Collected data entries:
* START *

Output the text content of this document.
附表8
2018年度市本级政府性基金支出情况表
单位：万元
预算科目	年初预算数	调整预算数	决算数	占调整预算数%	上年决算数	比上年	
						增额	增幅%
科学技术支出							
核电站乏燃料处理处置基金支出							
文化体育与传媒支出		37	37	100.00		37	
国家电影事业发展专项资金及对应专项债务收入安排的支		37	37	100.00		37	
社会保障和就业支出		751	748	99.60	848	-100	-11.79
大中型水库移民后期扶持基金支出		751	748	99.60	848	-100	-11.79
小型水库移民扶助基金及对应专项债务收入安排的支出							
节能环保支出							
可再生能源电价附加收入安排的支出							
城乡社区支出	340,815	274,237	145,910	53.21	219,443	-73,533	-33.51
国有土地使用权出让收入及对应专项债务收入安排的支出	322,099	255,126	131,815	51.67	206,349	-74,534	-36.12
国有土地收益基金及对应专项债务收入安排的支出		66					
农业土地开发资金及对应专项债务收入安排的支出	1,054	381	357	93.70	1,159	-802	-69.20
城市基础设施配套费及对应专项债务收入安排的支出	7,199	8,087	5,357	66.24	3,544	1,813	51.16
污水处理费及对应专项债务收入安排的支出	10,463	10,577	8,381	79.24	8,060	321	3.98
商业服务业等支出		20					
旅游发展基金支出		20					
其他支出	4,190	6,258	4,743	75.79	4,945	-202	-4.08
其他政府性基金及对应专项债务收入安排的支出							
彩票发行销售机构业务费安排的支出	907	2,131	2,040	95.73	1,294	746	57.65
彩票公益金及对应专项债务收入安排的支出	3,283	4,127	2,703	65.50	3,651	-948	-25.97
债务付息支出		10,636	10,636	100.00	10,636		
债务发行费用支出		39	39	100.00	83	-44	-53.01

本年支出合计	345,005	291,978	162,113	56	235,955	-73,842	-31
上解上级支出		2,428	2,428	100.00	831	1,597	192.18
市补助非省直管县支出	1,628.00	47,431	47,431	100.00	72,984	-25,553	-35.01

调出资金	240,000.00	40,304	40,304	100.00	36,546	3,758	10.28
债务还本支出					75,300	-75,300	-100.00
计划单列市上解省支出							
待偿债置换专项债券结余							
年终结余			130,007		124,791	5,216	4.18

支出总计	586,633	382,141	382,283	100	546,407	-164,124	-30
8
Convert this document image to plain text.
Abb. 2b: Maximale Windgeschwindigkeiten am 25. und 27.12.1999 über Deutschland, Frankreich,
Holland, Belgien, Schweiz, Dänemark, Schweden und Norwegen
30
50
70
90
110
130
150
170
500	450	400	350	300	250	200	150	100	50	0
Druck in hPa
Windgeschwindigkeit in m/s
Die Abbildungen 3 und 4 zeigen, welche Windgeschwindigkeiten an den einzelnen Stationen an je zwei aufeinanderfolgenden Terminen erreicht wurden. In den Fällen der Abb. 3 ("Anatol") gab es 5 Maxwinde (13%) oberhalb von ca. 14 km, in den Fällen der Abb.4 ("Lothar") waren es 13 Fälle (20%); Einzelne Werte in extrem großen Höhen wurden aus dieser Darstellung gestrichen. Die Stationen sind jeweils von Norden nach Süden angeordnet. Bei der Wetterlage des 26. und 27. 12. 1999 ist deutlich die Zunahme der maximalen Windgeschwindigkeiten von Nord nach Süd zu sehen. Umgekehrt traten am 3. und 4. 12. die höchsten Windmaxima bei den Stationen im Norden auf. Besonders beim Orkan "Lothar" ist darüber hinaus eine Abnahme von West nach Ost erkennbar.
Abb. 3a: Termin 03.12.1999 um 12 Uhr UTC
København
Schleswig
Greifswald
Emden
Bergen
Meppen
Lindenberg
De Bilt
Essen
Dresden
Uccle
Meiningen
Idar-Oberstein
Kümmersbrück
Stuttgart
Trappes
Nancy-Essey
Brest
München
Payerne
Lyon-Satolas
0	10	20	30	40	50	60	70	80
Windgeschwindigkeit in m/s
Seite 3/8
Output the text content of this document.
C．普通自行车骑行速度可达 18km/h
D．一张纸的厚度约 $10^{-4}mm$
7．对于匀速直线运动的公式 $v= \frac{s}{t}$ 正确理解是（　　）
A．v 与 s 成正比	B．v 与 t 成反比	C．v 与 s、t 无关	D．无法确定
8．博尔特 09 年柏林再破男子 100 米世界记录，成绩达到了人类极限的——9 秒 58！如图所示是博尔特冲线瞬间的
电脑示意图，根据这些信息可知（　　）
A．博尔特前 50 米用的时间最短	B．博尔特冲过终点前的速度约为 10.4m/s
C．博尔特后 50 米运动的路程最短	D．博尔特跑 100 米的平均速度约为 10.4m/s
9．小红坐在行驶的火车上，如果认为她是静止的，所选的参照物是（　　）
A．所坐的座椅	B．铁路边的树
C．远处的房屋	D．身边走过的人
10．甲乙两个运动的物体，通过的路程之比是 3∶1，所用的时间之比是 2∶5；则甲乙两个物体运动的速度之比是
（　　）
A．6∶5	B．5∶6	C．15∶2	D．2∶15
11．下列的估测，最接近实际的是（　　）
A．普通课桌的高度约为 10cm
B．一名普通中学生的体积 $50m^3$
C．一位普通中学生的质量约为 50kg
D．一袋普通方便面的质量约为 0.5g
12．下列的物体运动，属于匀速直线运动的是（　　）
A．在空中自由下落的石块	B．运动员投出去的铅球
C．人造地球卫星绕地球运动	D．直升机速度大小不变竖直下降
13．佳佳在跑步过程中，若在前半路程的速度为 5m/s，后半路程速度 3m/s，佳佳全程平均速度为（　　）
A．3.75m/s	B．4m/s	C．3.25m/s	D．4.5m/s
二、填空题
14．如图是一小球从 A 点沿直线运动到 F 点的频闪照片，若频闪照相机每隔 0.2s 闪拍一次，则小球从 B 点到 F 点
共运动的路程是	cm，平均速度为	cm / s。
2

* END *

PROBLEM – All records above must be set down exactly, please.

SOLUTION TO THE EXERCISE –
Output the text content of this document.
附表8
2018年度市本级政府性基金支出情况表
单位：万元
预算科目	年初预算数	调整预算数	决算数	占调整预算数%	上年决算数	比上年	
						增额	增幅%
科学技术支出							
核电站乏燃料处理处置基金支出							
文化体育与传媒支出		37	37	100.00		37	
国家电影事业发展专项资金及对应专项债务收入安排的支		37	37	100.00		37	
社会保障和就业支出		751	748	99.60	848	-100	-11.79
大中型水库移民后期扶持基金支出		751	748	99.60	848	-100	-11.79
小型水库移民扶助基金及对应专项债务收入安排的支出							
节能环保支出							
可再生能源电价附加收入安排的支出							
城乡社区支出	340,815	274,237	145,910	53.21	219,443	-73,533	-33.51
国有土地使用权出让收入及对应专项债务收入安排的支出	322,099	255,126	131,815	51.67	206,349	-74,534	-36.12
国有土地收益基金及对应专项债务收入安排的支出		66					
农业土地开发资金及对应专项债务收入安排的支出	1,054	381	357	93.70	1,159	-802	-69.20
城市基础设施配套费及对应专项债务收入安排的支出	7,199	8,087	5,357	66.24	3,544	1,813	51.16
污水处理费及对应专项债务收入安排的支出	10,463	10,577	8,381	79.24	8,060	321	3.98
商业服务业等支出		20					
旅游发展基金支出		20					
其他支出	4,190	6,258	4,743	75.79	4,945	-202	-4.08
其他政府性基金及对应专项债务收入安排的支出							
彩票发行销售机构业务费安排的支出	907	2,131	2,040	95.73	1,294	746	57.65
彩票公益金及对应专项债务收入安排的支出	3,283	4,127	2,703	65.50	3,651	-948	-25.97
债务付息支出		10,636	10,636	100.00	10,636		
债务发行费用支出		39	39	100.00	83	-44	-53.01

本年支出合计	345,005	291,978	162,113	56	235,955	-73,842	-31
上解上级支出		2,428	2,428	100.00	831	1,597	192.18
市补助非省直管县支出	1,628.00	47,431	47,431	100.00	72,984	-25,553	-35.01

调出资金	240,000.00	40,304	40,304	100.00	36,546	3,758	10.28
债务还本支出					75,300	-75,300	-100.00
计划单列市上解省支出							
待偿债置换专项债券结余							
年终结余			130,007		124,791	5,216	4.18

支出总计	586,633	382,141	382,283	100	546,407	-164,124	-30
8
Convert this document image to plain text.
Abb. 2b: Maximale Windgeschwindigkeiten am 25. und 27.12.1999 über Deutschland, Frankreich,
Holland, Belgien, Schweiz, Dänemark, Schweden und Norwegen
30
50
70
90
110
130
150
170
500	450	400	350	300	250	200	150	100	50	0
Druck in hPa
Windgeschwindigkeit in m/s
Die Abbildungen 3 und 4 zeigen, welche Windgeschwindigkeiten an den einzelnen Stationen an je zwei aufeinanderfolgenden Terminen erreicht wurden. In den Fällen der Abb. 3 ("Anatol") gab es 5 Maxwinde (13%) oberhalb von ca. 14 km, in den Fällen der Abb.4 ("Lothar") waren es 13 Fälle (20%); Einzelne Werte in extrem großen Höhen wurden aus dieser Darstellung gestrichen. Die Stationen sind jeweils von Norden nach Süden angeordnet. Bei der Wetterlage des 26. und 27. 12. 1999 ist deutlich die Zunahme der maximalen Windgeschwindigkeiten von Nord nach Süd zu sehen. Umgekehrt traten am 3. und 4. 12. die höchsten Windmaxima bei den Stationen im Norden auf. Besonders beim Orkan "Lothar" ist darüber hinaus eine Abnahme von West nach Ost erkennbar.
Abb. 3a: Termin 03.12.1999 um 12 Uhr UTC
København
Schleswig
Greifswald
Emden
Bergen
Meppen
Lindenberg
De Bilt
Essen
Dresden
Uccle
Meiningen
Idar-Oberstein
Kümmersbrück
Stuttgart
Trappes
Nancy-Essey
Brest
München
Payerne
Lyon-Satolas
0	10	20	30	40	50	60	70	80
Windgeschwindigkeit in m/s
Seite 3/8
Output the text content of this document.
C．普通自行车骑行速度可达 18km/h
D．一张纸的厚度约 $10^{-4}mm$
7．对于匀速直线运动的公式 $v= \frac{s}{t}$ 正确理解是（　　）
A．v 与 s 成正比	B．v 与 t 成反比	C．v 与 s、t 无关	D．无法确定
8．博尔特 09 年柏林再破男子 100 米世界记录，成绩达到了人类极限的——9 秒 58！如图所示是博尔特冲线瞬间的
电脑示意图，根据这些信息可知（　　）
A．博尔特前 50 米用的时间最短	B．博尔特冲过终点前的速度约为 10.4m/s
C．博尔特后 50 米运动的路程最短	D．博尔特跑 100 米的平均速度约为 10.4m/s
9．小红坐在行驶的火车上，如果认为她是静止的，所选的参照物是（　　）
A．所坐的座椅	B．铁路边的树
C．远处的房屋	D．身边走过的人
10．甲乙两个运动的物体，通过的路程之比是 3∶1，所用的时间之比是 2∶5；则甲乙两个物体运动的速度之比是
（　　）
A．6∶5	B．5∶6	C．15∶2	D．2∶15
11．下列的估测，最接近实际的是（　　）
A．普通课桌的高度约为 10cm
B．一名普通中学生的体积 $50m^3$
C．一位普通中学生的质量约为 50kg
D．一袋普通方便面的质量约为 0.5g
12．下列的物体运动，属于匀速直线运动的是（　　）
A．在空中自由下落的石块	B．运动员投出去的铅球
C．人造地球卫星绕地球运动	D．直升机速度大小不变竖直下降
13．佳佳在跑步过程中，若在前半路程的速度为 5m/s，后半路程速度 3m/s，佳佳全程平均速度为（　　）
A．3.75m/s	B．4m/s	C．3.25m/s	D．4.5m/s
二、填空题
14．如图是一小球从 A 点沿直线运动到 F 点的频闪照片，若频闪照相机每隔 0.2s 闪拍一次，则小球从 B 点到 F 点
共运动的路程是	cm，平均速度为	cm / s。
2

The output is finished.